What you need to do:
Write out the following records exactly, each one in full.

[Dataset entries]
== Segment start ==
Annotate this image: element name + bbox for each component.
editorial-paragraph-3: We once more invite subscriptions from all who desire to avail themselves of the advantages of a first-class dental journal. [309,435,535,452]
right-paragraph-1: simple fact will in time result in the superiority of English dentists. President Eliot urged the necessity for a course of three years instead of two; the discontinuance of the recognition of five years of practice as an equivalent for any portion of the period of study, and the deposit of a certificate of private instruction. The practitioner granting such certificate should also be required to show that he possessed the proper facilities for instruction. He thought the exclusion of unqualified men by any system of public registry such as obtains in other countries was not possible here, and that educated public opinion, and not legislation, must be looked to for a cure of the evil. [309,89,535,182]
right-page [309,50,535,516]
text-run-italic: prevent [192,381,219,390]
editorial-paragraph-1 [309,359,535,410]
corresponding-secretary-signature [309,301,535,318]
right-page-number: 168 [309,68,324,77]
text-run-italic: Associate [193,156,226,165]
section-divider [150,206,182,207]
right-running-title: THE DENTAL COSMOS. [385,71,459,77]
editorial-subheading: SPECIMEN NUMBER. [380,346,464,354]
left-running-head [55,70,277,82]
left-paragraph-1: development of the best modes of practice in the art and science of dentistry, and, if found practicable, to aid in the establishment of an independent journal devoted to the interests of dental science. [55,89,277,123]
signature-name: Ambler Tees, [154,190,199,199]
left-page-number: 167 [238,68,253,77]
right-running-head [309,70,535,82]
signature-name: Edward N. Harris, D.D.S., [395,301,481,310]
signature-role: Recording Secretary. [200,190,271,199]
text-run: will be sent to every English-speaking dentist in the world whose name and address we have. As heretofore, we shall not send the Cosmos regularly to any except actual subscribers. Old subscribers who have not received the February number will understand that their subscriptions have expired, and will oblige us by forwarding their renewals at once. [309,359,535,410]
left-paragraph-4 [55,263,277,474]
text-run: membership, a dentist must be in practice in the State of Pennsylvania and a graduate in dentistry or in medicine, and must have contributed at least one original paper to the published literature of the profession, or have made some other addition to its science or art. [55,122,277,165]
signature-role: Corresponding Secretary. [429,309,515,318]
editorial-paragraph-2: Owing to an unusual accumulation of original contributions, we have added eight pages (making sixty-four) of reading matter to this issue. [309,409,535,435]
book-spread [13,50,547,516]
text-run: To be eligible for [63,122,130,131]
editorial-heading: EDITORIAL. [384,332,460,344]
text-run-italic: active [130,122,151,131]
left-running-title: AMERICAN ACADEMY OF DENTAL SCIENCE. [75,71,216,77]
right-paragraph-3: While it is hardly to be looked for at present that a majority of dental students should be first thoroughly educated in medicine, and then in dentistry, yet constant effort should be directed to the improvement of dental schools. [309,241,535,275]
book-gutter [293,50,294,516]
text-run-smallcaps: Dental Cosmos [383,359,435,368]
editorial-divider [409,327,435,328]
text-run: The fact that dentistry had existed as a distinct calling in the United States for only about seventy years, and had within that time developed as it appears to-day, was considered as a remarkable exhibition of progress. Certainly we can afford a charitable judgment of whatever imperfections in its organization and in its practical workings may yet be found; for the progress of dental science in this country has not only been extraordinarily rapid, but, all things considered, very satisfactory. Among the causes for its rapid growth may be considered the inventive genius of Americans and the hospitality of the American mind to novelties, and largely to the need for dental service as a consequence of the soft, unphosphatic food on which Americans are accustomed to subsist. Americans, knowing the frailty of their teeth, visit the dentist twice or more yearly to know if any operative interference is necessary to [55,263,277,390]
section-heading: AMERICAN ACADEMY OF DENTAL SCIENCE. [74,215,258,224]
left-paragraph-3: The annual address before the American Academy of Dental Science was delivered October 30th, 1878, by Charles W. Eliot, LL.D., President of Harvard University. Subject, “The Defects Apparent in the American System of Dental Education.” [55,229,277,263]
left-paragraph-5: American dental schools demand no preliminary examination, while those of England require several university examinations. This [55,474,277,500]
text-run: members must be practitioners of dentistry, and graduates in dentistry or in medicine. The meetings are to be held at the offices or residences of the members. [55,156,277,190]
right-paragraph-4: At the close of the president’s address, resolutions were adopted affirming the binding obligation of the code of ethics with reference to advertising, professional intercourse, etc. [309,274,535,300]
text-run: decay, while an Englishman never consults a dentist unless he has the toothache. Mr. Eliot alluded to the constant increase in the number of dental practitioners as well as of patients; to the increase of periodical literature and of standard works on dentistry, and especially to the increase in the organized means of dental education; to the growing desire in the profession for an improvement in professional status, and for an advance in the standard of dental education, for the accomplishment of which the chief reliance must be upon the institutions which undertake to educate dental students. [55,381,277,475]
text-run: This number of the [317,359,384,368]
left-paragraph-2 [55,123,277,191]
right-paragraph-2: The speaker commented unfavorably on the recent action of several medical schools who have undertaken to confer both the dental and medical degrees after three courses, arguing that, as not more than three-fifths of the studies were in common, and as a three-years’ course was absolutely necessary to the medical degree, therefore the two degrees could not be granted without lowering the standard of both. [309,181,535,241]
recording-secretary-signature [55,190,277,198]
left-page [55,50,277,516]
== Segment end ==
Output below:
Annotate this image: element name + bbox for each component.
editorial-paragraph-3: We once more invite subscriptions from all who desire to avail themselves of the advantages of a first-class dental journal. [309,435,535,452]
right-paragraph-1: simple fact will in time result in the superiority of English dentists. President Eliot urged the necessity for a course of three years instead of two; the discontinuance of the recognition of five years of practice as an equivalent for any portion of the period of study, and the deposit of a certificate of private instruction. The practitioner granting such certificate should also be required to show that he possessed the proper facilities for instruction. He thought the exclusion of unqualified men by any system of public registry such as obtains in other countries was not possible here, and that educated public opinion, and not legislation, must be looked to for a cure of the evil. [309,89,535,182]
right-page [309,50,535,516]
text-run-italic: prevent [192,381,219,390]
editorial-paragraph-1 [309,359,535,410]
corresponding-secretary-signature [309,301,535,318]
right-page-number: 168 [309,68,324,77]
text-run-italic: Associate [193,156,226,165]
section-divider [150,206,182,207]
right-running-title: THE DENTAL COSMOS. [385,71,459,77]
editorial-subheading: SPECIMEN NUMBER. [380,346,464,354]
left-running-head [55,70,277,82]
left-paragraph-1: development of the best modes of practice in the art and science of dentistry, and, if found practicable, to aid in the establishment of an independent journal devoted to the interests of dental science. [55,89,277,123]
signature-name: Ambler Tees, [154,190,199,199]
left-page-number: 167 [238,68,253,77]
right-running-head [309,70,535,82]
signature-name: Edward N. Harris, D.D.S., [395,301,481,310]
signature-role: Recording Secretary. [200,190,271,199]
text-run: will be sent to every English-speaking dentist in the world whose name and address we have. As heretofore, we shall not send the Cosmos regularly to any except actual subscribers. Old subscribers who have not received the February number will understand that their subscriptions have expired, and will oblige us by forwarding their renewals at once. [309,359,535,410]
left-paragraph-4 [55,263,277,474]
text-run: membership, a dentist must be in practice in the State of Pennsylvania and a graduate in dentistry or in medicine, and must have contributed at least one original paper to the published literature of the profession, or have made some other addition to its science or art. [55,122,277,165]
signature-role: Corresponding Secretary. [429,309,515,318]
editorial-paragraph-2: Owing to an unusual accumulation of original contributions, we have added eight pages (making sixty-four) of reading matter to this issue. [309,409,535,435]
book-spread [13,50,547,516]
text-run: To be eligible for [63,122,130,131]
editorial-heading: EDITORIAL. [384,332,460,344]
text-run-italic: active [130,122,151,131]
left-running-title: AMERICAN ACADEMY OF DENTAL SCIENCE. [75,71,216,77]
right-paragraph-3: While it is hardly to be looked for at present that a majority of dental students should be first thoroughly educated in medicine, and then in dentistry, yet constant effort should be directed to the improvement of dental schools. [309,241,535,275]
book-gutter [293,50,294,516]
text-run-smallcaps: Dental Cosmos [383,359,435,368]
editorial-divider [409,327,435,328]
text-run: The fact that dentistry had existed as a distinct calling in the United States for only about seventy years, and had within that time developed as it appears to-day, was considered as a remarkable exhibition of progress. Certainly we can afford a charitable judgment of whatever imperfections in its organization and in its practical workings may yet be found; for the progress of dental science in this country has not only been extraordinarily rapid, but, all things considered, very satisfactory. Among the causes for its rapid growth may be considered the inventive genius of Americans and the hospitality of the American mind to novelties, and largely to the need for dental service as a consequence of the soft, unphosphatic food on which Americans are accustomed to subsist. Americans, knowing the frailty of their teeth, visit the dentist twice or more yearly to know if any operative interference is necessary to [55,263,277,390]
section-heading: AMERICAN ACADEMY OF DENTAL SCIENCE. [74,215,258,224]
left-paragraph-3: The annual address before the American Academy of Dental Science was delivered October 30th, 1878, by Charles W. Eliot, LL.D., President of Harvard University. Subject, “The Defects Apparent in the American System of Dental Education.” [55,229,277,263]
left-paragraph-5: American dental schools demand no preliminary examination, while those of England require several university examinations. This [55,474,277,500]
text-run: members must be practitioners of dentistry, and graduates in dentistry or in medicine. The meetings are to be held at the offices or residences of the members. [55,156,277,190]
right-paragraph-4: At the close of the president’s address, resolutions were adopted affirming the binding obligation of the code of ethics with reference to advertising, professional intercourse, etc. [309,274,535,300]
text-run: decay, while an Englishman never consults a dentist unless he has the toothache. Mr. Eliot alluded to the constant increase in the number of dental practitioners as well as of patients; to the increase of periodical literature and of standard works on dentistry, and especially to the increase in the organized means of dental education; to the growing desire in the profession for an improvement in professional status, and for an advance in the standard of dental education, for the accomplishment of which the chief reliance must be upon the institutions which undertake to educate dental students. [55,381,277,475]
text-run: This number of the [317,359,384,368]
left-paragraph-2 [55,123,277,191]
right-paragraph-2: The speaker commented unfavorably on the recent action of several medical schools who have undertaken to confer both the dental and medical degrees after three courses, arguing that, as not more than three-fifths of the studies were in common, and as a three-years’ course was absolutely necessary to the medical degree, therefore the two degrees could not be granted without lowering the standard of both. [309,181,535,241]
recording-secretary-signature [55,190,277,198]
left-page [55,50,277,516]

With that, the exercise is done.